▶ [Instructions for the task]:
Edit the items from the start of the list through the one containing "albedo-ytick-label: 23.4 (564, 216, 591, 231)" by replacing "W/m^2" with "W m^-2", and keep everything else unchanged.

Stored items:
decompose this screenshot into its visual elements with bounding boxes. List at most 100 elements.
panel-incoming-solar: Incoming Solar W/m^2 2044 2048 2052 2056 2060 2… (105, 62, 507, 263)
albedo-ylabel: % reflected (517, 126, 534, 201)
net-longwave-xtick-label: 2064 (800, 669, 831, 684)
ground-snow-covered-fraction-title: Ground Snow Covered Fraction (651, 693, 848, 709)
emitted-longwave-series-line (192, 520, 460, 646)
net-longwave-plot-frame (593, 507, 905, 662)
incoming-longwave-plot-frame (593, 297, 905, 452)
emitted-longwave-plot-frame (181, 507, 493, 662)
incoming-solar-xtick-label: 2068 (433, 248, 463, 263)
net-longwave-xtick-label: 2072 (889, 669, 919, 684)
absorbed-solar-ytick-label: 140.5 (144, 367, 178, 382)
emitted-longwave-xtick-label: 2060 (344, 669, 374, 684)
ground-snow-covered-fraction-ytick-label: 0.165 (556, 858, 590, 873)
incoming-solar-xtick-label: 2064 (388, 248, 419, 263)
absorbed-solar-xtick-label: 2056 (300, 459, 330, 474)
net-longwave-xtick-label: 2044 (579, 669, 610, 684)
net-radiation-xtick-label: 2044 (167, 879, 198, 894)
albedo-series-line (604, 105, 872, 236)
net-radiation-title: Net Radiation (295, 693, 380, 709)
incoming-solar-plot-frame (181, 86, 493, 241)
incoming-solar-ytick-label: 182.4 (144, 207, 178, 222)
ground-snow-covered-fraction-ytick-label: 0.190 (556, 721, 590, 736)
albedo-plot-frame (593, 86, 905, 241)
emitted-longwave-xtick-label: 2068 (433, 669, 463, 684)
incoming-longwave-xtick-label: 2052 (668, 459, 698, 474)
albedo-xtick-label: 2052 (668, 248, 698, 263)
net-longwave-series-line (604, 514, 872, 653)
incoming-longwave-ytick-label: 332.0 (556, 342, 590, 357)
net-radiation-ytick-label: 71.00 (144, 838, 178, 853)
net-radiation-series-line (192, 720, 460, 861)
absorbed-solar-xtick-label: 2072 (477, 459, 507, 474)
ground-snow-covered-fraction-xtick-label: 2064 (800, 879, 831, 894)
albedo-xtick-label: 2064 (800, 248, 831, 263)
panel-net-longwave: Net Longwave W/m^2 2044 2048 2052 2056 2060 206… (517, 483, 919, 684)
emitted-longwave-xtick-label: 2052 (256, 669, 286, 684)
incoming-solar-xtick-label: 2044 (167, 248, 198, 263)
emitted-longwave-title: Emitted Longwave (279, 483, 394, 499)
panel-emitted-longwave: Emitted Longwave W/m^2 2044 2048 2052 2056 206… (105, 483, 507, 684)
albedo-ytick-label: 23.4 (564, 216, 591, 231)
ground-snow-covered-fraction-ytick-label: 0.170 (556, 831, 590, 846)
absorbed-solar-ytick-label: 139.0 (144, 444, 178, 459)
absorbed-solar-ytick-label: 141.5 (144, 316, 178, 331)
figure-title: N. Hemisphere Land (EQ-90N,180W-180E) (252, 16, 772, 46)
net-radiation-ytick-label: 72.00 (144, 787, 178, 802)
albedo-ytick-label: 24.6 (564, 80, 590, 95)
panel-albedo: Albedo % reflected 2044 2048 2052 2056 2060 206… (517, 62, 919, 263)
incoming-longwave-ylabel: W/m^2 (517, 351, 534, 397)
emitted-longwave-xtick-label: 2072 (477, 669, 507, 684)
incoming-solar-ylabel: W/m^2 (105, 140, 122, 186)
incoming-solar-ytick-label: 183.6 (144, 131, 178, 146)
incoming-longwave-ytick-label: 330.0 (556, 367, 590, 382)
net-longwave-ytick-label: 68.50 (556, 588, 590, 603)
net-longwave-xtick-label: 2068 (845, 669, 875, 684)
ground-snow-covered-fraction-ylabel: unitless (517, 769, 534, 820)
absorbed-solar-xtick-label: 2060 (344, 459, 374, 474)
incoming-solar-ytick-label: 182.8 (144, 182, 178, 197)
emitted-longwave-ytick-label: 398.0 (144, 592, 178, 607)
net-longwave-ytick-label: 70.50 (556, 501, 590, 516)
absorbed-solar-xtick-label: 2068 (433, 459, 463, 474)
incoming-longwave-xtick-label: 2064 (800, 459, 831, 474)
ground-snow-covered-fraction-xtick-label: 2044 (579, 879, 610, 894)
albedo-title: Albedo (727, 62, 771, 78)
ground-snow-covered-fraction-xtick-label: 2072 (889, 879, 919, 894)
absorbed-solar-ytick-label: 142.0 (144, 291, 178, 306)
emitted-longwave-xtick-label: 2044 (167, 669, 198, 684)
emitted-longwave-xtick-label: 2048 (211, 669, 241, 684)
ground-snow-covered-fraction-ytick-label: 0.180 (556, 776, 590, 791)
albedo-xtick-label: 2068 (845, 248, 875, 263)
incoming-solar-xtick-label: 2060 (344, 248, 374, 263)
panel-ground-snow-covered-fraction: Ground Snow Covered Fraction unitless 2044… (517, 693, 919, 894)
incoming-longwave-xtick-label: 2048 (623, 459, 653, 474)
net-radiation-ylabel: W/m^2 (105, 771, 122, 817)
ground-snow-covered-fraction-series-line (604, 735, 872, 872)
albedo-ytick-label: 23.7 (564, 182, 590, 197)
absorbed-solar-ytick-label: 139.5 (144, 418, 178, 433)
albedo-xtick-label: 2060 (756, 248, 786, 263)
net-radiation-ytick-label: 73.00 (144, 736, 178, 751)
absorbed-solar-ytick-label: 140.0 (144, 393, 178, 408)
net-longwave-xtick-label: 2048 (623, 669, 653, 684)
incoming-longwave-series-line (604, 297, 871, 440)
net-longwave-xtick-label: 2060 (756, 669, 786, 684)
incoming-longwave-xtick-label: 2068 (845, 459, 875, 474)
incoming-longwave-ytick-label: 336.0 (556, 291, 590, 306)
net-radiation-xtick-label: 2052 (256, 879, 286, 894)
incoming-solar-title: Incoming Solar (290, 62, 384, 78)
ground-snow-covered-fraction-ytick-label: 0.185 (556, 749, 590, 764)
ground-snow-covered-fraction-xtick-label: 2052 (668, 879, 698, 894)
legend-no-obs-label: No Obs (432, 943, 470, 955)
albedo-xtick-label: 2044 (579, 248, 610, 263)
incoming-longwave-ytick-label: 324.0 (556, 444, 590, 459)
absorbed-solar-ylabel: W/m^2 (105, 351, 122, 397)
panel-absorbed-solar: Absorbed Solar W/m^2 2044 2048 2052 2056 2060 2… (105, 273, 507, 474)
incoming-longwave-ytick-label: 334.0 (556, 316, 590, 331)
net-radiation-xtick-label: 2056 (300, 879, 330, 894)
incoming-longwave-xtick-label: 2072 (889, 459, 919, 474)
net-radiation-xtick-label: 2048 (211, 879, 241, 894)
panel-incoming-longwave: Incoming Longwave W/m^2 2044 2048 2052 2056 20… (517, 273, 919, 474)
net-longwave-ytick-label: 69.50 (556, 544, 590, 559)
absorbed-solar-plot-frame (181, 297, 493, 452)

▶ [Output for this task]:
decompose this screenshot into its visual elements with bounding boxes. List at most 100 elements.
panel-incoming-solar: Incoming Solar W m^-2 2044 2048 2052 2056 2060 2… (105, 62, 507, 263)
albedo-ylabel: % reflected (517, 126, 534, 201)
net-longwave-xtick-label: 2064 (800, 669, 831, 684)
ground-snow-covered-fraction-title: Ground Snow Covered Fraction (651, 693, 848, 709)
emitted-longwave-series-line (192, 520, 460, 646)
net-longwave-plot-frame (593, 507, 905, 662)
incoming-longwave-plot-frame (593, 297, 905, 452)
emitted-longwave-plot-frame (181, 507, 493, 662)
incoming-solar-xtick-label: 2068 (433, 248, 463, 263)
net-longwave-xtick-label: 2072 (889, 669, 919, 684)
absorbed-solar-ytick-label: 140.5 (144, 367, 178, 382)
emitted-longwave-xtick-label: 2060 (344, 669, 374, 684)
ground-snow-covered-fraction-ytick-label: 0.165 (556, 858, 590, 873)
incoming-solar-xtick-label: 2064 (388, 248, 419, 263)
absorbed-solar-xtick-label: 2056 (300, 459, 330, 474)
net-longwave-xtick-label: 2044 (579, 669, 610, 684)
net-radiation-xtick-label: 2044 (167, 879, 198, 894)
albedo-series-line (604, 105, 872, 236)
net-radiation-title: Net Radiation (295, 693, 380, 709)
incoming-solar-plot-frame (181, 86, 493, 241)
incoming-solar-ytick-label: 182.4 (144, 207, 178, 222)
ground-snow-covered-fraction-ytick-label: 0.190 (556, 721, 590, 736)
albedo-plot-frame (593, 86, 905, 241)
emitted-longwave-xtick-label: 2068 (433, 669, 463, 684)
incoming-longwave-xtick-label: 2052 (668, 459, 698, 474)
albedo-xtick-label: 2052 (668, 248, 698, 263)
net-longwave-series-line (604, 514, 872, 653)
incoming-longwave-ytick-label: 332.0 (556, 342, 590, 357)
net-radiation-ytick-label: 71.00 (144, 838, 178, 853)
net-radiation-series-line (192, 720, 460, 861)
absorbed-solar-xtick-label: 2072 (477, 459, 507, 474)
ground-snow-covered-fraction-xtick-label: 2064 (800, 879, 831, 894)
albedo-xtick-label: 2064 (800, 248, 831, 263)
panel-net-longwave: Net Longwave W m^-2 2044 2048 2052 2056 2060 206… (517, 483, 919, 684)
emitted-longwave-xtick-label: 2052 (256, 669, 286, 684)
incoming-solar-xtick-label: 2044 (167, 248, 198, 263)
emitted-longwave-title: Emitted Longwave (279, 483, 394, 499)
panel-emitted-longwave: Emitted Longwave W m^-2 2044 2048 2052 2056 206… (105, 483, 507, 684)
albedo-ytick-label: 23.4 (564, 216, 591, 231)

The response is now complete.